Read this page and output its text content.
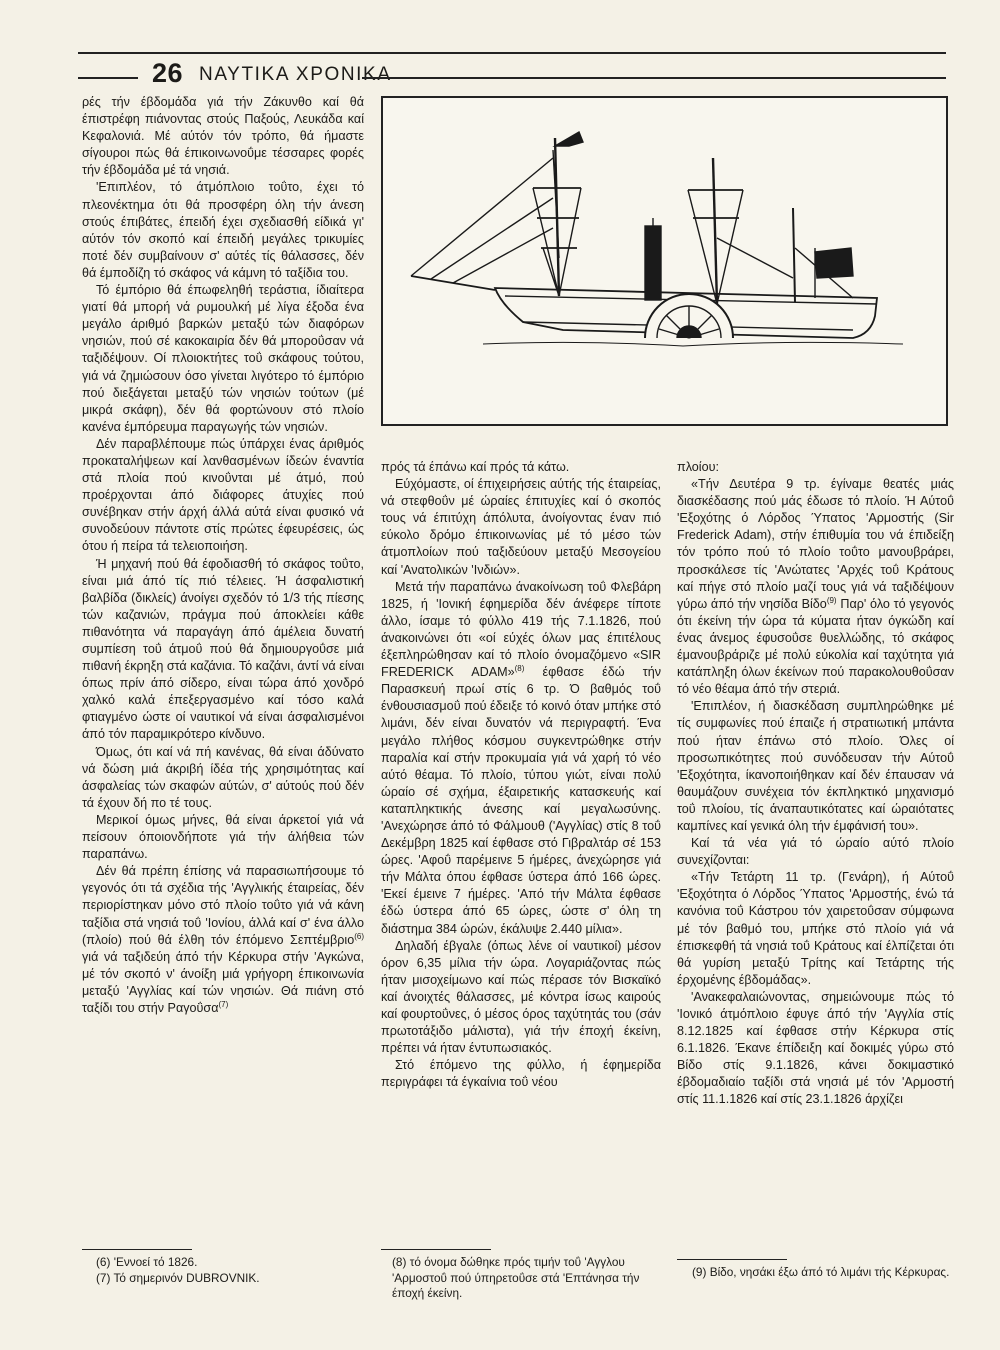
26 ΝΑΥΤΙΚΑ ΧΡΟΝΙΚΑ

ρές τήν έβδομάδα γιά τήν Ζάκυνθο καί θά έπιστρέφη πιάνοντας στούς Παξούς, Λευκάδα καί Κεφαλονιά. Μέ αύτόν τόν τρόπο, θά ήμαστε σίγουροι πώς θά έπικοινωνοΰμε τέσσαρες φορές τήν έβδομάδα μέ τά νησιά.

'Επιπλέον, τό άτμόπλοιο τοΰτο, έχει τό πλεονέκτημα ότι θά προσφέρη όλη τήν άνεση στούς έπιβάτες, έπειδή έχει σχεδιασθή είδικά γι' αύτόν τόν σκοπό καί έπειδή μεγάλες τρικυμίες ποτέ δέν συμβαίνουν σ' αύτές τίς θάλασσες, δέν θά έμποδίζη τό σκάφος νά κάμνη τό ταξίδια του.

Τό έμπόριο θά έπωφεληθή τεράστια, ίδιαίτερα γιατί θά μπορή νά ρυμουλκή μέ λίγα έξοδα ένα μεγάλο άριθμό βαρκών μεταξύ τών διαφόρων νησιών, πού σέ κακοκαιρία δέν θά μποροΰσαν νά ταξιδέψουν. Οί πλοιοκτήτες τοΰ σκάφους τούτου, γιά νά ζημιώσουν όσο γίνεται λιγότερο τό έμπόριο πού διεξάγεται μεταξύ τών νησιών τούτων (μέ μικρά σκάφη), δέν θά φορτώνουν στό πλοίο κανένα έμπόρευμα παραγωγής τών νησιών.

Δέν παραβλέπουμε πώς ύπάρχει ένας άριθμός προκαταλήψεων καί λανθασμένων ίδεών έναντία στά πλοία πού κινοΰνται μέ άτμό, πού προέρχονται άπό διάφορες άτυχίες πού συνέβηκαν στήν άρχή άλλά αύτά είναι φυσικό νά συνοδεύουν πάντοτε στίς πρώτες έφευρέσεις, ώς ότου ή πείρα τά τελειοποιήση.

Ή μηχανή πού θά έφοδιασθή τό σκάφος τοΰτο, είναι μιά άπό τίς πιό τέλειες. Ή άσφαλιστική βαλβίδα (δικλείς) άνοίγει σχεδόν τό 1/3 τής πίεσης τών καζανιών, πράγμα πού άποκλείει κάθε πιθανότητα νά παραγάγη άπό άμέλεια δυνατή συμπίεση τοΰ άτμοΰ πού θά δημιουργοΰσε μιά πιθανή έκρηξη στά καζάνια. Τό καζάνι, άντί νά είναι όπως πρίν άπό σίδερο, είναι τώρα άπό χονδρό χαλκό καλά έπεξεργασμένο καί τόσο καλά φτιαγμένο ώστε οί ναυτικοί νά είναι άσφαλισμένοι άπό τόν παραμικρότερο κίνδυνο.

Όμως, ότι καί νά πή κανένας, θά είναι άδύνατο νά δώση μιά άκριβή ίδέα τής χρησιμότητας καί άσφαλείας τών σκαφών αύτών, σ' αύτούς πού δέν τά έχουν δή πο τέ τους.

Μερικοί όμως μήνες, θά είναι άρκετοί γιά νά πείσουν όποιονδήποτε γιά τήν άλήθεια τών παραπάνω.

Δέν θά πρέπη έπίσης νά παρασιωπήσουμε τό γεγονός ότι τά σχέδια τής 'Αγγλικής έταιρείας, δέν περιορίστηκαν μόνο στό πλοίο τοΰτο γιά νά κάνη ταξίδια στά νησιά τοΰ 'Ιονίου, άλλά καί σ' ένα άλλο (πλοίο) πού θά έλθη τόν έπόμενο Σεπτέμβριο$^{(6)}$ γιά νά ταξιδεύη άπό τήν Κέρκυρα στήν 'Αγκώνα, μέ τόν σκοπό ν' άνοίξη μιά γρήγορη έπικοινωνία μεταξύ 'Αγγλίας καί τών νησιών. Θά πιάνη στό ταξίδι του στήν Ραγοΰσα$^{(7)}$

(6) 'Εννοεί τό 1826.
(7) Τό σημερινόν DUBROVNIK.

πρός τά έπάνω καί πρός τά κάτω.

Εύχόμαστε, οί έπιχειρήσεις αύτής τής έταιρείας, νά στεφθοΰν μέ ώραίες έπιτυχίες καί ό σκοπός τους νά έπιτύχη άπόλυτα, άνοίγοντας έναν πιό εύκολο δρόμο έπικοινωνίας μέ τό μέσο τών άτμοπλοίων πού ταξιδεύουν μεταξύ Μεσογείου καί 'Ανατολικών 'Ινδιών».

Μετά τήν παραπάνω άνακοίνωση τοΰ Φλεβάρη 1825, ή 'Ιονική έφημερίδα δέν άνέφερε τίποτε άλλο, ίσαμε τό φύλλο 419 τής 7.1.1826, πού άνακοινώνει ότι «οί εύχές όλων μας έπιτέλους έξεπληρώθησαν καί τό πλοίο όνομαζόμενο «SIR FREDERICK ADAM»$^{(8)}$ έφθασε έδώ τήν Παρασκευή πρωί στίς 6 τρ. Ό βαθμός τοΰ ένθουσιασμοΰ πού έδειξε τό κοινό όταν μπήκε στό λιμάνι, δέν είναι δυνατόν νά περιγραφτή. Ένα μεγάλο πλήθος κόσμου συγκεντρώθηκε στήν παραλία καί στήν προκυμαία γιά νά χαρή τό νέο αύτό θέαμα. Τό πλοίο, τύπου γιώτ, είναι πολύ ώραίο σέ σχήμα, έξαιρετικής κατασκευής καί καταπληκτικής άνεσης καί μεγαλωσύνης. 'Ανεχώρησε άπό τό Φάλμουθ ('Αγγλίας) στίς 8 τοΰ Δεκέμβρη 1825 καί έφθασε στό Γιβραλτάρ σέ 153 ώρες. 'Αφοΰ παρέμεινε 5 ήμέρες, άνεχώρησε γιά τήν Μάλτα όπου έφθασε ύστερα άπό 166 ώρες. 'Εκεί έμεινε 7 ήμέρες. 'Από τήν Μάλτα έφθασε έδώ ύστερα άπό 65 ώρες, ώστε σ' όλη τη διάστημα 384 ώρών, έκάλυψε 2.440 μίλια».

Δηλαδή έβγαλε (όπως λένε οί ναυτικοί) μέσον όρον 6,35 μίλια τήν ώρα. Λογαριάζοντας πώς ήταν μισοχείμωνο καί πώς πέρασε τόν Βισκαϊκό καί άνοιχτές θάλασσες, μέ κόντρα ίσως καιρούς καί φουρτοΰνες, ό μέσος όρος ταχύτητάς του (σάν πρωτοτάξιδο μάλιστα), γιά τήν έποχή έκείνη, πρέπει νά ήταν έντυπωσιακός.

Στό έπόμενο της φύλλο, ή έφημερίδα περιγράφει τά έγκαίνια τοΰ νέου

(8) τό όνομα δώθηκε πρός τιμήν τοΰ 'Αγγλου 'Αρμοστοΰ πού ύπηρετοΰσε στά 'Επτάνησα τήν έποχή έκείνη.

πλοίου:

«Τήν Δευτέρα 9 τρ. έγίναμε θεατές μιάς διασκέδασης πού μάς έδωσε τό πλοίο. Ή Αύτοΰ 'Εξοχότης ό Λόρδος Ύπατος 'Αρμοστής (Sir Frederick Adam), στήν έπιθυμία του νά έπιδείξη τόν τρόπο πού τό πλοίο τοΰτο μανουβράρει, προσκάλεσε τίς 'Ανώτατες 'Αρχές τοΰ Κράτους καί πήγε στό πλοίο μαζί τους γιά νά ταξιδέψουν γύρω άπό τήν νησίδα Βίδο$^{(9)}$ Παρ' όλο τό γεγονός ότι έκείνη τήν ώρα τά κύματα ήταν όγκώδη καί ένας άνεμος έφυσοΰσε θυελλώδης, τό σκάφος έμανουβράριζε μέ πολύ εύκολία καί ταχύτητα γιά κατάπληξη όλων έκείνων πού παρακολουθοΰσαν τό νέο θέαμα άπό τήν στεριά.

'Επιπλέον, ή διασκέδαση συμπληρώθηκε μέ τίς συμφωνίες πού έπαιζε ή στρατιωτική μπάντα πού ήταν έπάνω στό πλοίο. Όλες οί προσωπικότητες πού συνόδευσαν τήν Αύτοΰ 'Εξοχότητα, ίκανοποιήθηκαν καί δέν έπαυσαν νά θαυμάζουν συνέχεια τόν έκπληκτικό μηχανισμό τοΰ πλοίου, τίς άναπαυτικότατες καί ώραιότατες καμπίνες καί γενικά όλη τήν έμφάνισή του».

Καί τά νέα γιά τό ώραίο αύτό πλοίο συνεχίζονται:

«Τήν Τετάρτη 11 τρ. (Γενάρη), ή Αύτοΰ 'Εξοχότητα ό Λόρδος Ύπατος 'Αρμοστής, ένώ τά κανόνια τοΰ Κάστρου τόν χαιρετοΰσαν σύμφωνα μέ τόν βαθμό του, μπήκε στό πλοίο γιά νά έπισκεφθή τά νησιά τοΰ Κράτους καί έλπίζεται ότι θά γυρίση μεταξύ Τρίτης καί Τετάρτης τής έρχομένης έβδομάδας».

'Ανακεφαλαιώνοντας, σημειώνουμε πώς τό 'Ιονικό άτμόπλοιο έφυγε άπό τήν 'Αγγλία στίς 8.12.1825 καί έφθασε στήν Κέρκυρα στίς 6.1.1826. Έκανε έπίδειξη καί δοκιμές γύρω στό Βίδο στίς 9.1.1826, κάνει δοκιμαστικό έβδομαδιαίο ταξίδι στά νησιά μέ τόν 'Αρμοστή στίς 11.1.1826 καί στίς 23.1.1826 άρχίζει

(9) Βίδο, νησάκι έξω άπό τό λιμάνι τής Κέρκυρας.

——

Show the lines where the word "Επιπλέον" appears in the entries.

'Επιπλέον, τό άτμόπλοιο τοΰτο, έχει τό πλεονέκτημα ότι θά προσφέρη όλη τήν άνεση στούς έπιβάτες, έπειδή έχει σχεδιασθή είδικά γι' αύτόν τόν σκοπό καί έπειδή μεγάλες τρικυμίες ποτέ δέν συμβαίνουν σ' αύτές τίς θάλασσες, δέν θά έμποδίζη τό σκάφος νά κάμνη τό ταξίδια του.
'Επιπλέον, ή διασκέδαση συμπληρώθηκε μέ τίς συμφωνίες πού έπαιζε ή στρατιωτική μπάντα πού ήταν έπάνω στό πλοίο. Όλες οί προσωπικότητες πού συνόδευσαν τήν Αύτοΰ 'Εξοχότητα, ίκανοποιήθηκαν καί δέν έπαυσαν νά θαυμάζουν συνέχεια τόν έκπληκτικό μηχανισμό τοΰ πλοίου, τίς άναπαυτικότατες καί ώραιότατες καμπίνες καί γενικά όλη τήν έμφάνισή του».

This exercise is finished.